PROBLEM REQUIREMENTS -
Transcribe all the entries word for word, omitting any pictures they contain.

ENTRIES SHOWN -
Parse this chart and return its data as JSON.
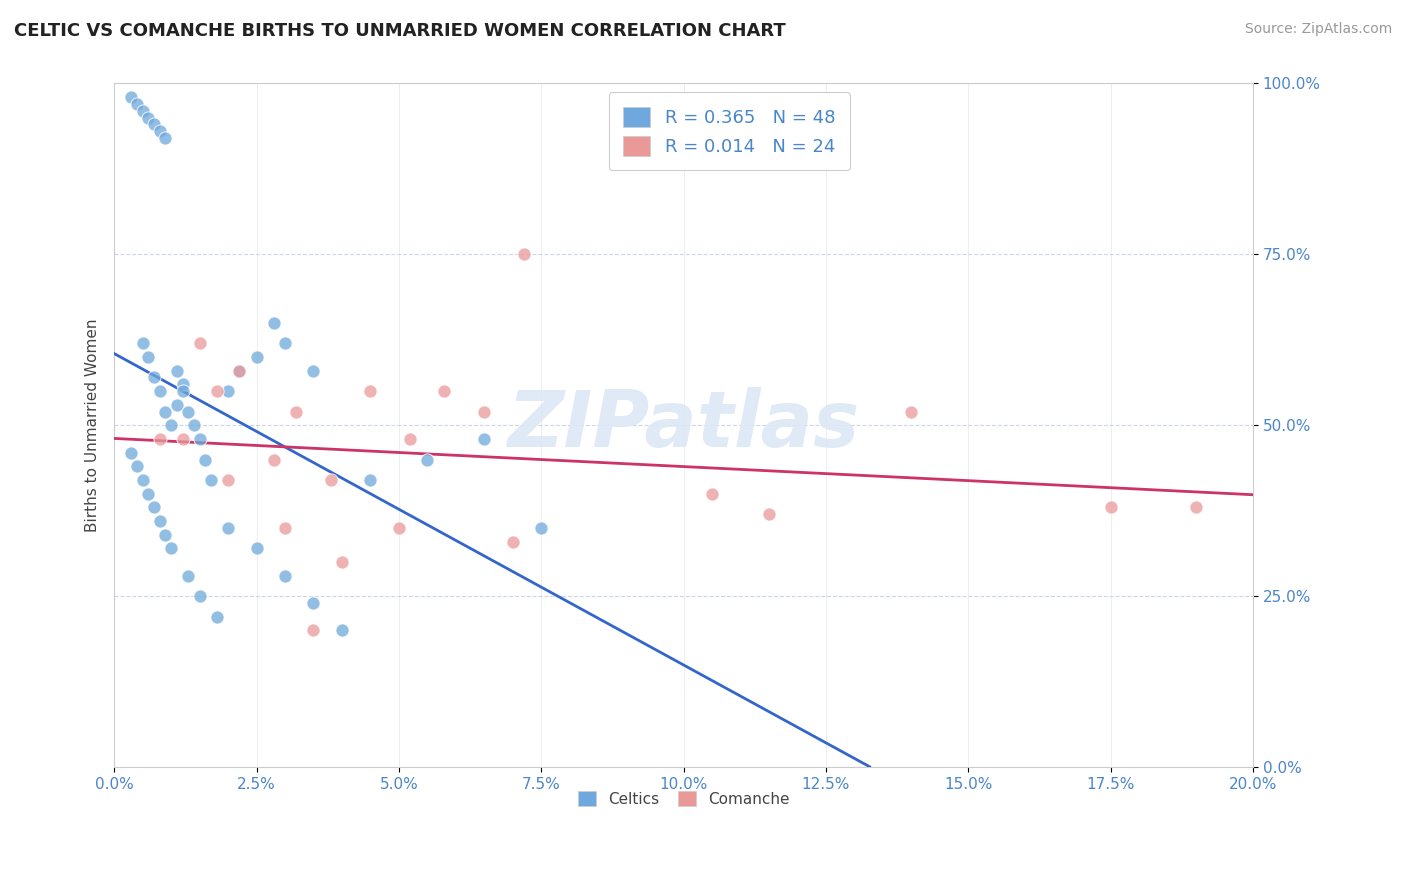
{
  "title": "CELTIC VS COMANCHE BIRTHS TO UNMARRIED WOMEN CORRELATION CHART",
  "source": "Source: ZipAtlas.com",
  "ylabel": "Births to Unmarried Women",
  "xlim": [
    0.0,
    20.0
  ],
  "ylim": [
    0.0,
    100.0
  ],
  "xticks": [
    0.0,
    2.5,
    5.0,
    7.5,
    10.0,
    12.5,
    15.0,
    17.5,
    20.0
  ],
  "yticks": [
    0.0,
    25.0,
    50.0,
    75.0,
    100.0
  ],
  "celtics_color": "#6fa8dc",
  "comanche_color": "#ea9999",
  "celtics_line_color": "#3366cc",
  "comanche_line_color": "#cc3366",
  "legend_celtics_R": "R = 0.365",
  "legend_celtics_N": "N = 48",
  "legend_comanche_R": "R = 0.014",
  "legend_comanche_N": "N = 24",
  "watermark": "ZIPatlas",
  "celtics_x": [
    0.3,
    0.4,
    0.5,
    0.6,
    0.7,
    0.8,
    0.9,
    0.5,
    0.6,
    0.7,
    0.8,
    0.9,
    1.0,
    1.1,
    1.2,
    0.3,
    0.4,
    0.5,
    0.6,
    0.7,
    0.8,
    0.9,
    1.0,
    1.1,
    1.2,
    1.3,
    1.4,
    1.5,
    1.6,
    1.7,
    2.0,
    2.2,
    2.5,
    2.8,
    3.0,
    3.5,
    4.5,
    5.5,
    6.5,
    7.5,
    1.3,
    1.5,
    1.8,
    2.0,
    2.5,
    3.0,
    3.5,
    4.0
  ],
  "celtics_y": [
    98,
    97,
    96,
    95,
    94,
    93,
    92,
    62,
    60,
    57,
    55,
    52,
    50,
    53,
    56,
    46,
    44,
    42,
    40,
    38,
    36,
    34,
    32,
    58,
    55,
    52,
    50,
    48,
    45,
    42,
    55,
    58,
    60,
    65,
    62,
    58,
    42,
    45,
    48,
    35,
    28,
    25,
    22,
    35,
    32,
    28,
    24,
    20
  ],
  "comanche_x": [
    0.8,
    1.5,
    1.8,
    2.2,
    2.8,
    3.2,
    3.8,
    4.5,
    5.2,
    5.8,
    6.5,
    7.2,
    10.5,
    11.5,
    14.0,
    17.5,
    19.0,
    3.0,
    2.0,
    1.2,
    4.0,
    5.0,
    7.0,
    3.5
  ],
  "comanche_y": [
    48,
    62,
    55,
    58,
    45,
    52,
    42,
    55,
    48,
    55,
    52,
    75,
    40,
    37,
    52,
    38,
    38,
    35,
    42,
    48,
    30,
    35,
    33,
    20
  ]
}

SOLUTION TO THE PROBLEM -
Parse this chart and return its data as JSON.
{
  "title": "CELTIC VS COMANCHE BIRTHS TO UNMARRIED WOMEN CORRELATION CHART",
  "source": "Source: ZipAtlas.com",
  "ylabel": "Births to Unmarried Women",
  "xlim": [
    0.0,
    20.0
  ],
  "ylim": [
    0.0,
    100.0
  ],
  "xticks": [
    0.0,
    2.5,
    5.0,
    7.5,
    10.0,
    12.5,
    15.0,
    17.5,
    20.0
  ],
  "yticks": [
    0.0,
    25.0,
    50.0,
    75.0,
    100.0
  ],
  "celtics_color": "#6fa8dc",
  "comanche_color": "#ea9999",
  "celtics_line_color": "#3366cc",
  "comanche_line_color": "#cc3366",
  "legend_celtics_R": "R = 0.365",
  "legend_celtics_N": "N = 48",
  "legend_comanche_R": "R = 0.014",
  "legend_comanche_N": "N = 24",
  "watermark": "ZIPatlas",
  "celtics_x": [
    0.3,
    0.4,
    0.5,
    0.6,
    0.7,
    0.8,
    0.9,
    0.5,
    0.6,
    0.7,
    0.8,
    0.9,
    1.0,
    1.1,
    1.2,
    0.3,
    0.4,
    0.5,
    0.6,
    0.7,
    0.8,
    0.9,
    1.0,
    1.1,
    1.2,
    1.3,
    1.4,
    1.5,
    1.6,
    1.7,
    2.0,
    2.2,
    2.5,
    2.8,
    3.0,
    3.5,
    4.5,
    5.5,
    6.5,
    7.5,
    1.3,
    1.5,
    1.8,
    2.0,
    2.5,
    3.0,
    3.5,
    4.0
  ],
  "celtics_y": [
    98,
    97,
    96,
    95,
    94,
    93,
    92,
    62,
    60,
    57,
    55,
    52,
    50,
    53,
    56,
    46,
    44,
    42,
    40,
    38,
    36,
    34,
    32,
    58,
    55,
    52,
    50,
    48,
    45,
    42,
    55,
    58,
    60,
    65,
    62,
    58,
    42,
    45,
    48,
    35,
    28,
    25,
    22,
    35,
    32,
    28,
    24,
    20
  ],
  "comanche_x": [
    0.8,
    1.5,
    1.8,
    2.2,
    2.8,
    3.2,
    3.8,
    4.5,
    5.2,
    5.8,
    6.5,
    7.2,
    10.5,
    11.5,
    14.0,
    17.5,
    19.0,
    3.0,
    2.0,
    1.2,
    4.0,
    5.0,
    7.0,
    3.5
  ],
  "comanche_y": [
    48,
    62,
    55,
    58,
    45,
    52,
    42,
    55,
    48,
    55,
    52,
    75,
    40,
    37,
    52,
    38,
    38,
    35,
    42,
    48,
    30,
    35,
    33,
    20
  ]
}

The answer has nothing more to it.